- [Stated task]: Copy the listing below in full and skip every picture.

- [Stored records]:
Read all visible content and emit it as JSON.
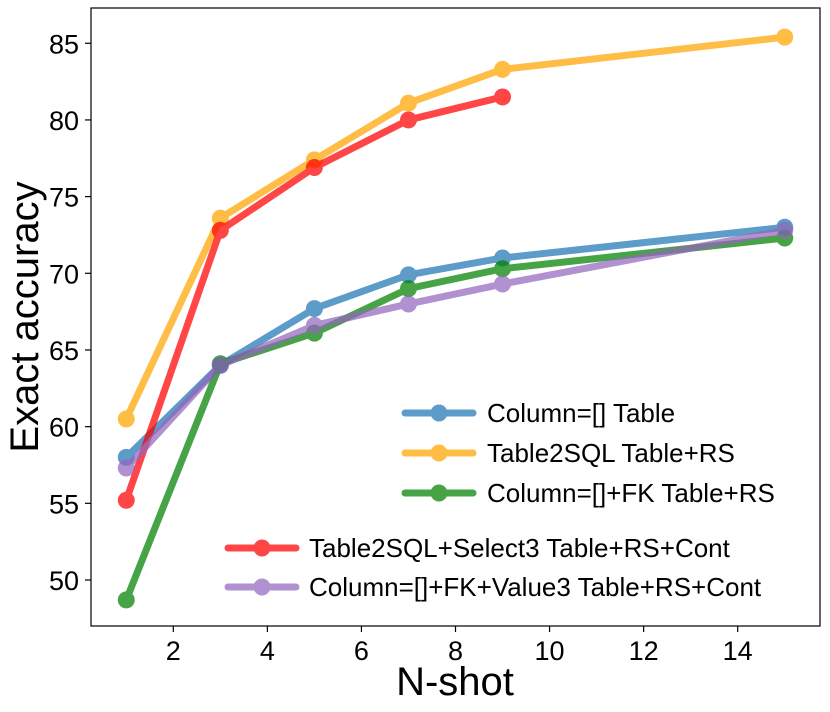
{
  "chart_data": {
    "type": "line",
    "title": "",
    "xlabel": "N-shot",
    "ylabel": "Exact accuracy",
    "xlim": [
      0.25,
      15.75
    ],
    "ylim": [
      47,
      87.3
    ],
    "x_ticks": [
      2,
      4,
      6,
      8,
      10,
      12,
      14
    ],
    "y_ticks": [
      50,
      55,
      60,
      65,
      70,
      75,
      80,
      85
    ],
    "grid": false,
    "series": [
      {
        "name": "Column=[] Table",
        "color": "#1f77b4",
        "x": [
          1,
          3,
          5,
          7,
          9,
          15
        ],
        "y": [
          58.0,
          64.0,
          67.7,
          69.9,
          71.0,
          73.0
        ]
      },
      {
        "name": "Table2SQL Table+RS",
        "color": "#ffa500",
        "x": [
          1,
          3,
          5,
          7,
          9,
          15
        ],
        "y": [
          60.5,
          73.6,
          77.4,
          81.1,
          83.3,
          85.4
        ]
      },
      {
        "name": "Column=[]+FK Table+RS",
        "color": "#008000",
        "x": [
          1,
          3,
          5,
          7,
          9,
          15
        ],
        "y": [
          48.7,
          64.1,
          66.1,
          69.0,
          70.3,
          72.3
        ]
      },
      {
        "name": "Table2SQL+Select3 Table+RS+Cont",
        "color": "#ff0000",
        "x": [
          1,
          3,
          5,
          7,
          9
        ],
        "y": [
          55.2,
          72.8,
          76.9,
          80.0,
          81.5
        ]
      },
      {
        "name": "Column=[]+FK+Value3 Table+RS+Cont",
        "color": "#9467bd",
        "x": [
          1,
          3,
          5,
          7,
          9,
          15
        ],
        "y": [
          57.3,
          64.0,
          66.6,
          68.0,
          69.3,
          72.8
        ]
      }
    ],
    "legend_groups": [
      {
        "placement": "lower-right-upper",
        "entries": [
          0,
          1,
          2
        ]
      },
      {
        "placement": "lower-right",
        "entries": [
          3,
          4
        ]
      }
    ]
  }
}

- [The answer]:
Read all visible content and emit it as JSON.
{
  "chart_data": {
    "type": "line",
    "title": "",
    "xlabel": "N-shot",
    "ylabel": "Exact accuracy",
    "xlim": [
      0.25,
      15.75
    ],
    "ylim": [
      47,
      87.3
    ],
    "x_ticks": [
      2,
      4,
      6,
      8,
      10,
      12,
      14
    ],
    "y_ticks": [
      50,
      55,
      60,
      65,
      70,
      75,
      80,
      85
    ],
    "grid": false,
    "series": [
      {
        "name": "Column=[] Table",
        "color": "#1f77b4",
        "x": [
          1,
          3,
          5,
          7,
          9,
          15
        ],
        "y": [
          58.0,
          64.0,
          67.7,
          69.9,
          71.0,
          73.0
        ]
      },
      {
        "name": "Table2SQL Table+RS",
        "color": "#ffa500",
        "x": [
          1,
          3,
          5,
          7,
          9,
          15
        ],
        "y": [
          60.5,
          73.6,
          77.4,
          81.1,
          83.3,
          85.4
        ]
      },
      {
        "name": "Column=[]+FK Table+RS",
        "color": "#008000",
        "x": [
          1,
          3,
          5,
          7,
          9,
          15
        ],
        "y": [
          48.7,
          64.1,
          66.1,
          69.0,
          70.3,
          72.3
        ]
      },
      {
        "name": "Table2SQL+Select3 Table+RS+Cont",
        "color": "#ff0000",
        "x": [
          1,
          3,
          5,
          7,
          9
        ],
        "y": [
          55.2,
          72.8,
          76.9,
          80.0,
          81.5
        ]
      },
      {
        "name": "Column=[]+FK+Value3 Table+RS+Cont",
        "color": "#9467bd",
        "x": [
          1,
          3,
          5,
          7,
          9,
          15
        ],
        "y": [
          57.3,
          64.0,
          66.6,
          68.0,
          69.3,
          72.8
        ]
      }
    ],
    "legend_groups": [
      {
        "placement": "lower-right-upper",
        "entries": [
          0,
          1,
          2
        ]
      },
      {
        "placement": "lower-right",
        "entries": [
          3,
          4
        ]
      }
    ]
  }
}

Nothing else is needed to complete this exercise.